→ **WHAT YOU WILL DO**:
Type out the records that follow, exactly as given.

→ **RECORDS FOR THIS TASK**:
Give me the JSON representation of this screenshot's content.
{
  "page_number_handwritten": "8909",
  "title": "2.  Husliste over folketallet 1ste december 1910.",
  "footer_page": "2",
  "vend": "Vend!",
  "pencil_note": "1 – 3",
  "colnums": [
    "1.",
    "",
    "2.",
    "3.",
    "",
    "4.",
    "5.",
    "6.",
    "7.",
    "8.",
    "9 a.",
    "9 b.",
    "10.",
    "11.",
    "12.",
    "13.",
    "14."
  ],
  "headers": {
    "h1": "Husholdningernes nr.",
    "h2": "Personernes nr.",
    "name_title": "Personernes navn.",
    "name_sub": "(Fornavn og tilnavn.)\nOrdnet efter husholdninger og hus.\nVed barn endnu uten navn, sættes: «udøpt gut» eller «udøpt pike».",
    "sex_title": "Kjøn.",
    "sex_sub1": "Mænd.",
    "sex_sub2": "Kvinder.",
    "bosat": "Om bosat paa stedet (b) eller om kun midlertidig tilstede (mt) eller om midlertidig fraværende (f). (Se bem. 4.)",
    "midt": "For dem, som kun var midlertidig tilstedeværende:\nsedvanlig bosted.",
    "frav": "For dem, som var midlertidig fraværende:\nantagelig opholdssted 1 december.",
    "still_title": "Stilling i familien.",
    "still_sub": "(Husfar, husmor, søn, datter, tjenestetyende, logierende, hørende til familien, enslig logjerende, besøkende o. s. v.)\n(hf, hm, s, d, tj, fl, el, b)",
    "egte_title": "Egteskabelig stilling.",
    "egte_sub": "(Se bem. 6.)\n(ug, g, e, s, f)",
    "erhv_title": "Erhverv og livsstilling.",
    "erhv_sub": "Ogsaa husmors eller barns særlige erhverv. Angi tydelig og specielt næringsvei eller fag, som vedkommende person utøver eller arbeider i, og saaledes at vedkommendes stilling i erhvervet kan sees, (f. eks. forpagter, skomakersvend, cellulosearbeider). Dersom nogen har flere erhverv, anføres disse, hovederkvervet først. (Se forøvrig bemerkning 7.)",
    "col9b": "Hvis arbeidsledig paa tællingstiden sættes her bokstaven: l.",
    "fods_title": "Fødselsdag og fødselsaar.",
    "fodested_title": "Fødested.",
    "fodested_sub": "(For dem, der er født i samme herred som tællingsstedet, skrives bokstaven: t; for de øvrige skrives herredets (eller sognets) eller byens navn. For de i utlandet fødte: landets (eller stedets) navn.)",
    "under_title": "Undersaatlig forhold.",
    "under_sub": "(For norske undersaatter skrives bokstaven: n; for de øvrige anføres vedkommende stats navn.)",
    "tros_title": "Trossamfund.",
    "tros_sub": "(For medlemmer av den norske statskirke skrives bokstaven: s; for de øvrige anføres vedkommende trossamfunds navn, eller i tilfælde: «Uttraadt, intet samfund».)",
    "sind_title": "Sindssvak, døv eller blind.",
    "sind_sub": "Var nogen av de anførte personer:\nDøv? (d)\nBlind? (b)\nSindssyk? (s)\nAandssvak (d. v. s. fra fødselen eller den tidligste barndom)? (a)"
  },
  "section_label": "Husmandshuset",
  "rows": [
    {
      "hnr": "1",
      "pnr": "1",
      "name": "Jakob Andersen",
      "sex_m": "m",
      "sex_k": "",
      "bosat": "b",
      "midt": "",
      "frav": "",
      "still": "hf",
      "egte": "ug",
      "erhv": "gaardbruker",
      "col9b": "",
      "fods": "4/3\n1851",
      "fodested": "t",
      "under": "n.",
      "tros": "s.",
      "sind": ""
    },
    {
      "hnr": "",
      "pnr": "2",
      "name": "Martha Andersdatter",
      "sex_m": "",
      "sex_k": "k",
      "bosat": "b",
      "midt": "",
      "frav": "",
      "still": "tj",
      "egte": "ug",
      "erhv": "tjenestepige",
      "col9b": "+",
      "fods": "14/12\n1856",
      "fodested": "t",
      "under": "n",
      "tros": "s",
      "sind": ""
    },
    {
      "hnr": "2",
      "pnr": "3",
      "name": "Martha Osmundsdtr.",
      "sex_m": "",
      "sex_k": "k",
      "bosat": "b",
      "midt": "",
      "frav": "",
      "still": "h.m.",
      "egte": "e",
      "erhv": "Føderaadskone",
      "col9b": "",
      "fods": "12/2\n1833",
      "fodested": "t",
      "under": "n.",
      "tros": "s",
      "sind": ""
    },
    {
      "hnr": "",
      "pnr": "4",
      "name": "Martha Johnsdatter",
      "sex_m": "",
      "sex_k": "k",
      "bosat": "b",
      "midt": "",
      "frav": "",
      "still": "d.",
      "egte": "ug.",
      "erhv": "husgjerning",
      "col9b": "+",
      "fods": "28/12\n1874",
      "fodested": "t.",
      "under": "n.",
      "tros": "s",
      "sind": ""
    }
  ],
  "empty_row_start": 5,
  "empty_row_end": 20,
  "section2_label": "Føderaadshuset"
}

→ **TASK SOLUTION**:
Give me the JSON representation of this screenshot's content.
{
  "page_number_handwritten": "8909",
  "title": "2.  Husliste over folketallet 1ste december 1910.",
  "footer_page": "2",
  "vend": "Vend!",
  "pencil_note": "1 – 3",
  "colnums": [
    "1.",
    "",
    "2.",
    "3.",
    "",
    "4.",
    "5.",
    "6.",
    "7.",
    "8.",
    "9 a.",
    "9 b.",
    "10.",
    "11.",
    "12.",
    "13.",
    "14."
  ],
  "headers": {
    "h1": "Husholdningernes nr.",
    "h2": "Personernes nr.",
    "name_title": "Personernes navn.",
    "name_sub": "(Fornavn og tilnavn.)\nOrdnet efter husholdninger og hus.\nVed barn endnu uten navn, sættes: «udøpt gut» eller «udøpt pike».",
    "sex_title": "Kjøn.",
    "sex_sub1": "Mænd.",
    "sex_sub2": "Kvinder.",
    "bosat": "Om bosat paa stedet (b) eller om kun midlertidig tilstede (mt) eller om midlertidig fraværende (f). (Se bem. 4.)",
    "midt": "For dem, som kun var midlertidig tilstedeværende:\nsedvanlig bosted.",
    "frav": "For dem, som var midlertidig fraværende:\nantagelig opholdssted 1 december.",
    "still_title": "Stilling i familien.",
    "still_sub": "(Husfar, husmor, søn, datter, tjenestetyende, logierende, hørende til familien, enslig logjerende, besøkende o. s. v.)\n(hf, hm, s, d, tj, fl, el, b)",
    "egte_title": "Egteskabelig stilling.",
    "egte_sub": "(Se bem. 6.)\n(ug, g, e, s, f)",
    "erhv_title": "Erhverv og livsstilling.",
    "erhv_sub": "Ogsaa husmors eller barns særlige erhverv. Angi tydelig og specielt næringsvei eller fag, som vedkommende person utøver eller arbeider i, og saaledes at vedkommendes stilling i erhvervet kan sees, (f. eks. forpagter, skomakersvend, cellulosearbeider). Dersom nogen har flere erhverv, anføres disse, hovederkvervet først. (Se forøvrig bemerkning 7.)",
    "col9b": "Hvis arbeidsledig paa tællingstiden sættes her bokstaven: l.",
    "fods_title": "Fødselsdag og fødselsaar.",
    "fodested_title": "Fødested.",
    "fodested_sub": "(For dem, der er født i samme herred som tællingsstedet, skrives bokstaven: t; for de øvrige skrives herredets (eller sognets) eller byens navn. For de i utlandet fødte: landets (eller stedets) navn.)",
    "under_title": "Undersaatlig forhold.",
    "under_sub": "(For norske undersaatter skrives bokstaven: n; for de øvrige anføres vedkommende stats navn.)",
    "tros_title": "Trossamfund.",
    "tros_sub": "(For medlemmer av den norske statskirke skrives bokstaven: s; for de øvrige anføres vedkommende trossamfunds navn, eller i tilfælde: «Uttraadt, intet samfund».)",
    "sind_title": "Sindssvak, døv eller blind.",
    "sind_sub": "Var nogen av de anførte personer:\nDøv? (d)\nBlind? (b)\nSindssyk? (s)\nAandssvak (d. v. s. fra fødselen eller den tidligste barndom)? (a)"
  },
  "section_label": "Husmandshuset",
  "rows": [
    {
      "hnr": "1",
      "pnr": "1",
      "name": "Jakob Andersen",
      "sex_m": "m",
      "sex_k": "",
      "bosat": "b",
      "midt": "",
      "frav": "",
      "still": "hf",
      "egte": "ug",
      "erhv": "gaardbruker",
      "col9b": "",
      "fods": "4/3\n1851",
      "fodested": "t",
      "under": "n.",
      "tros": "s.",
      "sind": ""
    },
    {
      "hnr": "",
      "pnr": "2",
      "name": "Martha Andersdatter",
      "sex_m": "",
      "sex_k": "k",
      "bosat": "b",
      "midt": "",
      "frav": "",
      "still": "tj",
      "egte": "ug",
      "erhv": "tjenestepige",
      "col9b": "+",
      "fods": "14/12\n1856",
      "fodested": "t",
      "under": "n",
      "tros": "s",
      "sind": ""
    },
    {
      "hnr": "2",
      "pnr": "3",
      "name": "Martha Osmundsdtr.",
      "sex_m": "",
      "sex_k": "k",
      "bosat": "b",
      "midt": "",
      "frav": "",
      "still": "h.m.",
      "egte": "e",
      "erhv": "Føderaadskone",
      "col9b": "",
      "fods": "12/2\n1833",
      "fodested": "t",
      "under": "n.",
      "tros": "s",
      "sind": ""
    },
    {
      "hnr": "",
      "pnr": "4",
      "name": "Martha Johnsdatter",
      "sex_m": "",
      "sex_k": "k",
      "bosat": "b",
      "midt": "",
      "frav": "",
      "still": "d.",
      "egte": "ug.",
      "erhv": "husgjerning",
      "col9b": "+",
      "fods": "28/12\n1874",
      "fodested": "t.",
      "under": "n.",
      "tros": "s",
      "sind": ""
    }
  ],
  "empty_row_start": 5,
  "empty_row_end": 20,
  "section2_label": "Føderaadshuset"
}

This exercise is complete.